--- Exercise objective ---
Every line must be returned precisely as it is written.

╭─ Exercise materials

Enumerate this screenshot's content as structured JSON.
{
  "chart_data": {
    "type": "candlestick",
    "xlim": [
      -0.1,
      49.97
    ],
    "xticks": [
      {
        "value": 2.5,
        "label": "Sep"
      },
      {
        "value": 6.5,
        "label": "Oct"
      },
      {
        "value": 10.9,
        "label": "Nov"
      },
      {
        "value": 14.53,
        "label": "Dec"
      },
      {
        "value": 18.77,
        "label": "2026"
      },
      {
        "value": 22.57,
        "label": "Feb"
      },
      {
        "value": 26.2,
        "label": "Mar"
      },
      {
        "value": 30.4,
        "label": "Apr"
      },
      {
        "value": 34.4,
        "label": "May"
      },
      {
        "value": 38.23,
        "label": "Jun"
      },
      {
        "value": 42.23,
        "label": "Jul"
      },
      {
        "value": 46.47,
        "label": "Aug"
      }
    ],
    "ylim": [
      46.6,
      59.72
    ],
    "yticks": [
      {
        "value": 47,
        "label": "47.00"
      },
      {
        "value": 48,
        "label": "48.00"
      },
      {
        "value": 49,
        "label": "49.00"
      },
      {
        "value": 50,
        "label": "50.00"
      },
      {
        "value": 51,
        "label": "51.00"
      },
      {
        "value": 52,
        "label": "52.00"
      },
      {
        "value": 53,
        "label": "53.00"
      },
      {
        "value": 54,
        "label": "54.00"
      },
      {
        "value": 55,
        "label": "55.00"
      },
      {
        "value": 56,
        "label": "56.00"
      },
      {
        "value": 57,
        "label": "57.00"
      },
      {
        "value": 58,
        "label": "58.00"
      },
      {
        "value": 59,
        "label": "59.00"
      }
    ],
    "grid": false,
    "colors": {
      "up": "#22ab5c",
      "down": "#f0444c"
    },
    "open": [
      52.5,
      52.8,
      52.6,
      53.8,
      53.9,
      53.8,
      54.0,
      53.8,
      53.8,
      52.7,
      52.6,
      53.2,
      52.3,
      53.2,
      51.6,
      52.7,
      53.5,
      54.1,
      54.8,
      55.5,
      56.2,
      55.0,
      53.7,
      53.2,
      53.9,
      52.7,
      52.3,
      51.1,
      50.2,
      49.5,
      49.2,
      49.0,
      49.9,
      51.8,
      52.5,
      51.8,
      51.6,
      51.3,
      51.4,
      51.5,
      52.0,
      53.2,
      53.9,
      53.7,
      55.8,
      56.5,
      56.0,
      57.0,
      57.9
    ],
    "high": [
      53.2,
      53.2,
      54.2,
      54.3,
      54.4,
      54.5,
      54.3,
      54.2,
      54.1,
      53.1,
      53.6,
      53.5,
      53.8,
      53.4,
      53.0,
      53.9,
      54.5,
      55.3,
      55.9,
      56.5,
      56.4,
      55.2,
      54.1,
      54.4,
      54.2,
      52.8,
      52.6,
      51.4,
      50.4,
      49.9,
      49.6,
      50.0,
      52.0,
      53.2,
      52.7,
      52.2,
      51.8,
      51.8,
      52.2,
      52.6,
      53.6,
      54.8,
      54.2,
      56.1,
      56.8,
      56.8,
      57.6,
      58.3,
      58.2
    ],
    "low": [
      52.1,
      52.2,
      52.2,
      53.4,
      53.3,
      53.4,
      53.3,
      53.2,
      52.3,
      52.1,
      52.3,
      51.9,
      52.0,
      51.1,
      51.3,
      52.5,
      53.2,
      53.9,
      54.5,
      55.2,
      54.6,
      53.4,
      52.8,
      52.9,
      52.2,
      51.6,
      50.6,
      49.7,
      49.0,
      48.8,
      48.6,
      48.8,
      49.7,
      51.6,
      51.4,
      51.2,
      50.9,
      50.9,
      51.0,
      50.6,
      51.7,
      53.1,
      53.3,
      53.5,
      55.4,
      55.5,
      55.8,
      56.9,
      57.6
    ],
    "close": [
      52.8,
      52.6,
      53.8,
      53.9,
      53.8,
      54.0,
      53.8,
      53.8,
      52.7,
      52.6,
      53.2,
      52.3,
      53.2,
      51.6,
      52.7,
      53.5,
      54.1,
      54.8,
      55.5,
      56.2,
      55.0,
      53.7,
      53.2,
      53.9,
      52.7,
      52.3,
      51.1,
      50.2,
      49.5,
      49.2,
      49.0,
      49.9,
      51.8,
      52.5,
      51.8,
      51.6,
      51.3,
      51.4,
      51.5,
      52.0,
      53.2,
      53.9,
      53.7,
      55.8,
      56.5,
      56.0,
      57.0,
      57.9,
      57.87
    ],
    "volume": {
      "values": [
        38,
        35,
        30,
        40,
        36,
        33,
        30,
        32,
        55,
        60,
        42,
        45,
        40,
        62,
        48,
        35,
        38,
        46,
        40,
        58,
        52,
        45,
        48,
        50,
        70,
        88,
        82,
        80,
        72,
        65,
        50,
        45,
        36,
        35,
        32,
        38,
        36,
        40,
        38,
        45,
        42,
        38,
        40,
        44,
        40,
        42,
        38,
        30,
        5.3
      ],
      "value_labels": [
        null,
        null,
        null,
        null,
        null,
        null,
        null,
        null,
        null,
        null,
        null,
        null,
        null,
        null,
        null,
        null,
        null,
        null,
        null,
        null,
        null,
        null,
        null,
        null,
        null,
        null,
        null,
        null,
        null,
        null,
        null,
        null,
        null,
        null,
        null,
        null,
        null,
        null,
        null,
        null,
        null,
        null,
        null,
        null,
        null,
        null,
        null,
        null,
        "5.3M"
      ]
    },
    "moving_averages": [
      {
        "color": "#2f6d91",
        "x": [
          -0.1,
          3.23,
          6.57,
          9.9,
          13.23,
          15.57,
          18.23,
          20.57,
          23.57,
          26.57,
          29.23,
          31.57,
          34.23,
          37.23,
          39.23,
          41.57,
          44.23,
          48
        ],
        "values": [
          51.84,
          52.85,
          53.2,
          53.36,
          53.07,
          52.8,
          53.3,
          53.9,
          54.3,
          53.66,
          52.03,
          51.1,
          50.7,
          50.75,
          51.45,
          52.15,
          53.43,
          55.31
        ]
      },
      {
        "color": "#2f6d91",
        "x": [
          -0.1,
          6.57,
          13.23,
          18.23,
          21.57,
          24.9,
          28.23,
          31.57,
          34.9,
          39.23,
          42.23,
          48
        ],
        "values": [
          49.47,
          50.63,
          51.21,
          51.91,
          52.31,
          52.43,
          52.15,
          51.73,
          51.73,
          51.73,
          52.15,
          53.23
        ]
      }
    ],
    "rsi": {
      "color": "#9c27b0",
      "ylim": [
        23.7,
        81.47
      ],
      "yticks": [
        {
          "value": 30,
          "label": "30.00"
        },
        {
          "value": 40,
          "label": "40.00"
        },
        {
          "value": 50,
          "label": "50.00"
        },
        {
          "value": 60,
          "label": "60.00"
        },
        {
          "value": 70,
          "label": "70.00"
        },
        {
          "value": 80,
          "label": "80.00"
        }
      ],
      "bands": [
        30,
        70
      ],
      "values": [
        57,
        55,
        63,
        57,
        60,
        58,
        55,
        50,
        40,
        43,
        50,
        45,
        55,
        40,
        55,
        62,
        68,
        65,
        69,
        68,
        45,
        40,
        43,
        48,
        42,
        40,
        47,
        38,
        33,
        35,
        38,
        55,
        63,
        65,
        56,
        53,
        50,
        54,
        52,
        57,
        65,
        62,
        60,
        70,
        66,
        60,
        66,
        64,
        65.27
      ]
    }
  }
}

╰─

--- Written solution ---
Enumerate this screenshot's content as structured JSON.
{
  "chart_data": {
    "type": "candlestick",
    "xlim": [
      -0.1,
      49.97
    ],
    "xticks": [
      {
        "value": 2.5,
        "label": "Sep"
      },
      {
        "value": 6.5,
        "label": "Oct"
      },
      {
        "value": 10.9,
        "label": "Nov"
      },
      {
        "value": 14.53,
        "label": "Dec"
      },
      {
        "value": 18.77,
        "label": "2026"
      },
      {
        "value": 22.57,
        "label": "Feb"
      },
      {
        "value": 26.2,
        "label": "Mar"
      },
      {
        "value": 30.4,
        "label": "Apr"
      },
      {
        "value": 34.4,
        "label": "May"
      },
      {
        "value": 38.23,
        "label": "Jun"
      },
      {
        "value": 42.23,
        "label": "Jul"
      },
      {
        "value": 46.47,
        "label": "Aug"
      }
    ],
    "ylim": [
      46.6,
      59.72
    ],
    "yticks": [
      {
        "value": 47,
        "label": "47.00"
      },
      {
        "value": 48,
        "label": "48.00"
      },
      {
        "value": 49,
        "label": "49.00"
      },
      {
        "value": 50,
        "label": "50.00"
      },
      {
        "value": 51,
        "label": "51.00"
      },
      {
        "value": 52,
        "label": "52.00"
      },
      {
        "value": 53,
        "label": "53.00"
      },
      {
        "value": 54,
        "label": "54.00"
      },
      {
        "value": 55,
        "label": "55.00"
      },
      {
        "value": 56,
        "label": "56.00"
      },
      {
        "value": 57,
        "label": "57.00"
      },
      {
        "value": 58,
        "label": "58.00"
      },
      {
        "value": 59,
        "label": "59.00"
      }
    ],
    "grid": false,
    "colors": {
      "up": "#22ab5c",
      "down": "#f0444c"
    },
    "open": [
      52.5,
      52.8,
      52.6,
      53.8,
      53.9,
      53.8,
      54.0,
      53.8,
      53.8,
      52.7,
      52.6,
      53.2,
      52.3,
      53.2,
      51.6,
      52.7,
      53.5,
      54.1,
      54.8,
      55.5,
      56.2,
      55.0,
      53.7,
      53.2,
      53.9,
      52.7,
      52.3,
      51.1,
      50.2,
      49.5,
      49.2,
      49.0,
      49.9,
      51.8,
      52.5,
      51.8,
      51.6,
      51.3,
      51.4,
      51.5,
      52.0,
      53.2,
      53.9,
      53.7,
      55.8,
      56.5,
      56.0,
      57.0,
      57.9
    ],
    "high": [
      53.2,
      53.2,
      54.2,
      54.3,
      54.4,
      54.5,
      54.3,
      54.2,
      54.1,
      53.1,
      53.6,
      53.5,
      53.8,
      53.4,
      53.0,
      53.9,
      54.5,
      55.3,
      55.9,
      56.5,
      56.4,
      55.2,
      54.1,
      54.4,
      54.2,
      52.8,
      52.6,
      51.4,
      50.4,
      49.9,
      49.6,
      50.0,
      52.0,
      53.2,
      52.7,
      52.2,
      51.8,
      51.8,
      52.2,
      52.6,
      53.6,
      54.8,
      54.2,
      56.1,
      56.8,
      56.8,
      57.6,
      58.3,
      58.2
    ],
    "low": [
      52.1,
      52.2,
      52.2,
      53.4,
      53.3,
      53.4,
      53.3,
      53.2,
      52.3,
      52.1,
      52.3,
      51.9,
      52.0,
      51.1,
      51.3,
      52.5,
      53.2,
      53.9,
      54.5,
      55.2,
      54.6,
      53.4,
      52.8,
      52.9,
      52.2,
      51.6,
      50.6,
      49.7,
      49.0,
      48.8,
      48.6,
      48.8,
      49.7,
      51.6,
      51.4,
      51.2,
      50.9,
      50.9,
      51.0,
      50.6,
      51.7,
      53.1,
      53.3,
      53.5,
      55.4,
      55.5,
      55.8,
      56.9,
      57.6
    ],
    "close": [
      52.8,
      52.6,
      53.8,
      53.9,
      53.8,
      54.0,
      53.8,
      53.8,
      52.7,
      52.6,
      53.2,
      52.3,
      53.2,
      51.6,
      52.7,
      53.5,
      54.1,
      54.8,
      55.5,
      56.2,
      55.0,
      53.7,
      53.2,
      53.9,
      52.7,
      52.3,
      51.1,
      50.2,
      49.5,
      49.2,
      49.0,
      49.9,
      51.8,
      52.5,
      51.8,
      51.6,
      51.3,
      51.4,
      51.5,
      52.0,
      53.2,
      53.9,
      53.7,
      55.8,
      56.5,
      56.0,
      57.0,
      57.9,
      57.87
    ],
    "volume": {
      "values": [
        38,
        35,
        30,
        40,
        36,
        33,
        30,
        32,
        55,
        60,
        42,
        45,
        40,
        62,
        48,
        35,
        38,
        46,
        40,
        58,
        52,
        45,
        48,
        50,
        70,
        88,
        82,
        80,
        72,
        65,
        50,
        45,
        36,
        35,
        32,
        38,
        36,
        40,
        38,
        45,
        42,
        38,
        40,
        44,
        40,
        42,
        38,
        30,
        5.3
      ],
      "value_labels": [
        null,
        null,
        null,
        null,
        null,
        null,
        null,
        null,
        null,
        null,
        null,
        null,
        null,
        null,
        null,
        null,
        null,
        null,
        null,
        null,
        null,
        null,
        null,
        null,
        null,
        null,
        null,
        null,
        null,
        null,
        null,
        null,
        null,
        null,
        null,
        null,
        null,
        null,
        null,
        null,
        null,
        null,
        null,
        null,
        null,
        null,
        null,
        null,
        "5.3M"
      ]
    },
    "moving_averages": [
      {
        "color": "#2f6d91",
        "x": [
          -0.1,
          3.23,
          6.57,
          9.9,
          13.23,
          15.57,
          18.23,
          20.57,
          23.57,
          26.57,
          29.23,
          31.57,
          34.23,
          37.23,
          39.23,
          41.57,
          44.23,
          48
        ],
        "values": [
          51.84,
          52.85,
          53.2,
          53.36,
          53.07,
          52.8,
          53.3,
          53.9,
          54.3,
          53.66,
          52.03,
          51.1,
          50.7,
          50.75,
          51.45,
          52.15,
          53.43,
          55.31
        ]
      },
      {
        "color": "#2f6d91",
        "x": [
          -0.1,
          6.57,
          13.23,
          18.23,
          21.57,
          24.9,
          28.23,
          31.57,
          34.9,
          39.23,
          42.23,
          48
        ],
        "values": [
          49.47,
          50.63,
          51.21,
          51.91,
          52.31,
          52.43,
          52.15,
          51.73,
          51.73,
          51.73,
          52.15,
          53.23
        ]
      }
    ],
    "rsi": {
      "color": "#9c27b0",
      "ylim": [
        23.7,
        81.47
      ],
      "yticks": [
        {
          "value": 30,
          "label": "30.00"
        },
        {
          "value": 40,
          "label": "40.00"
        },
        {
          "value": 50,
          "label": "50.00"
        },
        {
          "value": 60,
          "label": "60.00"
        },
        {
          "value": 70,
          "label": "70.00"
        },
        {
          "value": 80,
          "label": "80.00"
        }
      ],
      "bands": [
        30,
        70
      ],
      "values": [
        57,
        55,
        63,
        57,
        60,
        58,
        55,
        50,
        40,
        43,
        50,
        45,
        55,
        40,
        55,
        62,
        68,
        65,
        69,
        68,
        45,
        40,
        43,
        48,
        42,
        40,
        47,
        38,
        33,
        35,
        38,
        55,
        63,
        65,
        56,
        53,
        50,
        54,
        52,
        57,
        65,
        62,
        60,
        70,
        66,
        60,
        66,
        64,
        65.27
      ]
    }
  }
}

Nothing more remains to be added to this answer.